— Start —

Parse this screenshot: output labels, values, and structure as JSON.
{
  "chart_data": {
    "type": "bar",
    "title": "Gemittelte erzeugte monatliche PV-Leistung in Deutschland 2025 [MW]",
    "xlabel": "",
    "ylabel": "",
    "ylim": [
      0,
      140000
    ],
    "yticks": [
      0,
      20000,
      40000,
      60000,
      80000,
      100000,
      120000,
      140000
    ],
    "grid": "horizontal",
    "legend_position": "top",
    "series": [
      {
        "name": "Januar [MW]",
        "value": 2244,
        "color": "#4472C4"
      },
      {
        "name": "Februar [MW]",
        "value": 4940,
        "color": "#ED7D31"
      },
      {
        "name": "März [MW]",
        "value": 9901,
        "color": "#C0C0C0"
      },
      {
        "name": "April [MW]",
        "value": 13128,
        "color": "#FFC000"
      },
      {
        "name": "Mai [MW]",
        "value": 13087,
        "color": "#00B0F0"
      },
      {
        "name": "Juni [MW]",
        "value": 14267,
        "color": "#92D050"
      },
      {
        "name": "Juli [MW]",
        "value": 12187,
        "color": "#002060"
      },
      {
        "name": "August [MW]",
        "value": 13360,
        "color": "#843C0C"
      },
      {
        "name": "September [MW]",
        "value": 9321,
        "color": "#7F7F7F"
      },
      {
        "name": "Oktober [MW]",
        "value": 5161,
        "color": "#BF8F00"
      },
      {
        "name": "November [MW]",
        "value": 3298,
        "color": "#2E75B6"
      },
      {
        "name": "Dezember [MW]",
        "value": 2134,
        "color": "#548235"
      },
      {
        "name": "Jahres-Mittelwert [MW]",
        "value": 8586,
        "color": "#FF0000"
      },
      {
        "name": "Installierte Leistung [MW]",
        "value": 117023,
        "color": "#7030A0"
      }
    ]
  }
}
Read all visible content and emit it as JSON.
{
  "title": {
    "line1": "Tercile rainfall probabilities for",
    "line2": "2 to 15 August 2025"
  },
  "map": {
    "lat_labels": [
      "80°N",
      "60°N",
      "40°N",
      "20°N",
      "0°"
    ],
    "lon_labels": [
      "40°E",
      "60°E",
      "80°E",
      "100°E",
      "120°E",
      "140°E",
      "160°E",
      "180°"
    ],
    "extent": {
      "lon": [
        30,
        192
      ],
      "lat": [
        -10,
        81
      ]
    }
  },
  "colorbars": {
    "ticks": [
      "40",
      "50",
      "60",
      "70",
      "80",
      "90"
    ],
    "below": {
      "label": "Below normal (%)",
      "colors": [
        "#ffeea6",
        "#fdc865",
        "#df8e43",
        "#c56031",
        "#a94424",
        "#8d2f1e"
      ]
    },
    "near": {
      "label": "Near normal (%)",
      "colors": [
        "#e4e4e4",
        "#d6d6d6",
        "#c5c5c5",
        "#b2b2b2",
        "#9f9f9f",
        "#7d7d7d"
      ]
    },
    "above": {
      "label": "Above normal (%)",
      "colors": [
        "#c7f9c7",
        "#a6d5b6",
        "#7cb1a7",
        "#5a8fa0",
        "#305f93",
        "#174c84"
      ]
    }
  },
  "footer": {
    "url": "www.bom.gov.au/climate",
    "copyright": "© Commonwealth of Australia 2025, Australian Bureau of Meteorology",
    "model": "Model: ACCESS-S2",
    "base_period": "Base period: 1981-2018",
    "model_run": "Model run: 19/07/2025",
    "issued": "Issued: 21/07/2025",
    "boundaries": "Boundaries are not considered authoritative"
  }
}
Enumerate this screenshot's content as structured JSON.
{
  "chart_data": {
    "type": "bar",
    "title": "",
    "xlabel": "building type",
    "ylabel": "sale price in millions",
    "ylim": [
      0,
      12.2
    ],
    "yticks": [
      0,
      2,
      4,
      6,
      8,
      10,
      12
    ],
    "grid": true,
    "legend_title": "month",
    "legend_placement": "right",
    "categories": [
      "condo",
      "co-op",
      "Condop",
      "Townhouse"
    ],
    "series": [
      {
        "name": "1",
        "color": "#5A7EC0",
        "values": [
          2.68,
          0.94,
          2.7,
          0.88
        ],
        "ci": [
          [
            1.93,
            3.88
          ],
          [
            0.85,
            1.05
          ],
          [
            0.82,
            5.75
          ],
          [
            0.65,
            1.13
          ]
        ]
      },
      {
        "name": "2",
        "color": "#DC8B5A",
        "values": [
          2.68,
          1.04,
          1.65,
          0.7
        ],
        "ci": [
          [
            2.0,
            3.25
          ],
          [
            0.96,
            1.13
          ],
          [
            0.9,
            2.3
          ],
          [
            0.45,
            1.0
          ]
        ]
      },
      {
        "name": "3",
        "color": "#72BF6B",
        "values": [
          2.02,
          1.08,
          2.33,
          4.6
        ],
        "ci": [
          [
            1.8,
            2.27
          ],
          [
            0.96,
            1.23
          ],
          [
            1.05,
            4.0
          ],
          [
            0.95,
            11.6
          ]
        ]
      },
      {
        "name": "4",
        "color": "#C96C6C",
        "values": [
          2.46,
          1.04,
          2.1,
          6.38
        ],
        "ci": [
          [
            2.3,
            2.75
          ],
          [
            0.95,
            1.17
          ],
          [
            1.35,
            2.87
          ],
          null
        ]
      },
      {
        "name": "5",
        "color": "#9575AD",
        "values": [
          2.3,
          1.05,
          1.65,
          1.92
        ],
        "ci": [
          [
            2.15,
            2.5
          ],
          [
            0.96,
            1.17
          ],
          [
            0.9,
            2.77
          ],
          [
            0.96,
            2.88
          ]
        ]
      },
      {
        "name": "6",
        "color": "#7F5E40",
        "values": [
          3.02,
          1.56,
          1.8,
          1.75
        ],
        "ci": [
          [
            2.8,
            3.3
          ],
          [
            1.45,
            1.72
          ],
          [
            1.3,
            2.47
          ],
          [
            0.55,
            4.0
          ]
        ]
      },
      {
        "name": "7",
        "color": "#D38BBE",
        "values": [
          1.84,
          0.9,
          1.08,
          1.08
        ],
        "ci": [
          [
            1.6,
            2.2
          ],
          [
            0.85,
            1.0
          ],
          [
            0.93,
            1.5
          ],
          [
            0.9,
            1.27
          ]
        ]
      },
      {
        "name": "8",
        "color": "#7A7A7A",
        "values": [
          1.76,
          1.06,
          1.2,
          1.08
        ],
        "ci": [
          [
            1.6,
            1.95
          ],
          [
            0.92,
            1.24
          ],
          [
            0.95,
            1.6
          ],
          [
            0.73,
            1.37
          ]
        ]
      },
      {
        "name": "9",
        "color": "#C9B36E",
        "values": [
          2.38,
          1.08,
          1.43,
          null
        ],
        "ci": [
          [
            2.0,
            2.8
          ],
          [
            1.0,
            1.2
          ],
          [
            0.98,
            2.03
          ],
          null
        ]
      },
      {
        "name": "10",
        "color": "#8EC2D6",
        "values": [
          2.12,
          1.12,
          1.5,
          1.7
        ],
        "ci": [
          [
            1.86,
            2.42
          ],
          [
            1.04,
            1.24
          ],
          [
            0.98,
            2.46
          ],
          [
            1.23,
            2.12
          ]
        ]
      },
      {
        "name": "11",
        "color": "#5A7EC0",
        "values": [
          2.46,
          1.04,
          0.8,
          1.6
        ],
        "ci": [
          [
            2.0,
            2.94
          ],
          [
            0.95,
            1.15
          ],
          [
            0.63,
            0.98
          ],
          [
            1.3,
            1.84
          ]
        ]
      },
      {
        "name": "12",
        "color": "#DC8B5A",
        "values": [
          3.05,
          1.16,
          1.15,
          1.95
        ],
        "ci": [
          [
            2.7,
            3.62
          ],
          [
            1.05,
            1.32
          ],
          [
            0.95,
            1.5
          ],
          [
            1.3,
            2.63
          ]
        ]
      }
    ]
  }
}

— End —

> **Set task**:
Search the data for the word "screenshot" and copy each line where it appears.

> **Problem solution**:
Parse this screenshot: output labels, values, and structure as JSON.
Enumerate this screenshot's content as structured JSON.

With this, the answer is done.